**Material provided**

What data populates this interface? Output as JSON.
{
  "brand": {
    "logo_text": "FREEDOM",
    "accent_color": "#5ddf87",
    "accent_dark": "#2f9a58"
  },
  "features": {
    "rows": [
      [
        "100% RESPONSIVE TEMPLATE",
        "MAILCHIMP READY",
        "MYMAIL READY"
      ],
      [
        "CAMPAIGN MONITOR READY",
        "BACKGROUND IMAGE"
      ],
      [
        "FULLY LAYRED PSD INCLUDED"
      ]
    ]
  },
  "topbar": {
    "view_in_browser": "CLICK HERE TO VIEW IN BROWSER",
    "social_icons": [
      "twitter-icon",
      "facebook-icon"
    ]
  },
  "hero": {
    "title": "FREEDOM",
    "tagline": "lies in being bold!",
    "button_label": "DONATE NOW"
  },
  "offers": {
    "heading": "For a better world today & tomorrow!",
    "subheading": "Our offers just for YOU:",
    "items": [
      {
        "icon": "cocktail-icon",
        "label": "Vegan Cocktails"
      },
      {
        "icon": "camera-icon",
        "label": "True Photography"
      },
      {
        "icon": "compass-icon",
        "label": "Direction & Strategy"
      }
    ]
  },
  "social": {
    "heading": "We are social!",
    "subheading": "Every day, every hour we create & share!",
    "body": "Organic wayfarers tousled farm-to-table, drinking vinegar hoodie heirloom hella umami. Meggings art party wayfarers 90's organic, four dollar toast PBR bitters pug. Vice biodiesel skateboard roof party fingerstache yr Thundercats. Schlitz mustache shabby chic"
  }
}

**Short exercise**
From the records given above, copy all lines containing "offers".

**Correct answer**
  "offers": {
    "subheading": "Our offers just for YOU:",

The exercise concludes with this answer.